**What you have to do**
Your task is to repeat all of the material exactly.
==== Records
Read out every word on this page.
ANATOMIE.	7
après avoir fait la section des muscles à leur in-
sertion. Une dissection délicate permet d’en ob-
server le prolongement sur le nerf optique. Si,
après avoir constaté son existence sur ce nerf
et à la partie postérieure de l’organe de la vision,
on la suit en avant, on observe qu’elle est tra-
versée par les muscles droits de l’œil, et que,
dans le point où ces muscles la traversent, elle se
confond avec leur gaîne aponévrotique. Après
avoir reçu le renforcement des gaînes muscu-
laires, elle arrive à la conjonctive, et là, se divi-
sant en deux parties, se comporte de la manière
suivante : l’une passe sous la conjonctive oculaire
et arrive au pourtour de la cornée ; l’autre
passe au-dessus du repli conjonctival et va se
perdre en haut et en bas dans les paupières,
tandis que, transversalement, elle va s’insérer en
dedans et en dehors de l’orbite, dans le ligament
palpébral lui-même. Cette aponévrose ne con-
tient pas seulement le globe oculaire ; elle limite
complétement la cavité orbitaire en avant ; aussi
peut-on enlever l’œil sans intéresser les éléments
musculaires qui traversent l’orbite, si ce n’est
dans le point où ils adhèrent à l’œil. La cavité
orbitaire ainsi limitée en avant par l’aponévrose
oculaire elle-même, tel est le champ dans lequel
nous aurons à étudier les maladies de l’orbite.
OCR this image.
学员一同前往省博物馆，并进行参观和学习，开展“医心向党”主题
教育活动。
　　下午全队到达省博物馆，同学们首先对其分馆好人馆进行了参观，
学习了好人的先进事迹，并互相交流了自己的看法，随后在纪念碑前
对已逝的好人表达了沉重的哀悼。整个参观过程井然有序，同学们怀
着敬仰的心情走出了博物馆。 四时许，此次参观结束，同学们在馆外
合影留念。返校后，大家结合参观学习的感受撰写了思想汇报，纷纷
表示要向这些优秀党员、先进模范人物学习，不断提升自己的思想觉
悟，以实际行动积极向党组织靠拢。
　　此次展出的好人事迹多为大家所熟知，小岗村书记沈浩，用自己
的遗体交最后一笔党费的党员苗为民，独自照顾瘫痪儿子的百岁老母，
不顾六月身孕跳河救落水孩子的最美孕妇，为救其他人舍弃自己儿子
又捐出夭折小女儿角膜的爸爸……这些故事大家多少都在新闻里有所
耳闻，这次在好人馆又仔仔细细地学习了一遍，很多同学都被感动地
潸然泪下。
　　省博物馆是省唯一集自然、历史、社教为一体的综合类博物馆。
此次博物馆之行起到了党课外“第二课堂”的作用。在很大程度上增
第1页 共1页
========
**The output**
Read out every word on this page.
ANATOMIE.	7
après avoir fait la section des muscles à leur in-
sertion. Une dissection délicate permet d’en ob-
server le prolongement sur le nerf optique. Si,
après avoir constaté son existence sur ce nerf
et à la partie postérieure de l’organe de la vision,
on la suit en avant, on observe qu’elle est tra-
versée par les muscles droits de l’œil, et que,
dans le point où ces muscles la traversent, elle se
confond avec leur gaîne aponévrotique. Après
avoir reçu le renforcement des gaînes muscu-
laires, elle arrive à la conjonctive, et là, se divi-
sant en deux parties, se comporte de la manière
suivante : l’une passe sous la conjonctive oculaire
et arrive au pourtour de la cornée ; l’autre
passe au-dessus du repli conjonctival et va se
perdre en haut et en bas dans les paupières,
tandis que, transversalement, elle va s’insérer en
dedans et en dehors de l’orbite, dans le ligament
palpébral lui-même. Cette aponévrose ne con-
tient pas seulement le globe oculaire ; elle limite
complétement la cavité orbitaire en avant ; aussi
peut-on enlever l’œil sans intéresser les éléments
musculaires qui traversent l’orbite, si ce n’est
dans le point où ils adhèrent à l’œil. La cavité
orbitaire ainsi limitée en avant par l’aponévrose
oculaire elle-même, tel est le champ dans lequel
nous aurons à étudier les maladies de l’orbite.
OCR this image.
学员一同前往省博物馆，并进行参观和学习，开展“医心向党”主题
教育活动。
　　下午全队到达省博物馆，同学们首先对其分馆好人馆进行了参观，
学习了好人的先进事迹，并互相交流了自己的看法，随后在纪念碑前
对已逝的好人表达了沉重的哀悼。整个参观过程井然有序，同学们怀
着敬仰的心情走出了博物馆。 四时许，此次参观结束，同学们在馆外
合影留念。返校后，大家结合参观学习的感受撰写了思想汇报，纷纷
表示要向这些优秀党员、先进模范人物学习，不断提升自己的思想觉
悟，以实际行动积极向党组织靠拢。
　　此次展出的好人事迹多为大家所熟知，小岗村书记沈浩，用自己
的遗体交最后一笔党费的党员苗为民，独自照顾瘫痪儿子的百岁老母，
不顾六月身孕跳河救落水孩子的最美孕妇，为救其他人舍弃自己儿子
又捐出夭折小女儿角膜的爸爸……这些故事大家多少都在新闻里有所
耳闻，这次在好人馆又仔仔细细地学习了一遍，很多同学都被感动地
潸然泪下。
　　省博物馆是省唯一集自然、历史、社教为一体的综合类博物馆。
此次博物馆之行起到了党课外“第二课堂”的作用。在很大程度上增
第1页 共1页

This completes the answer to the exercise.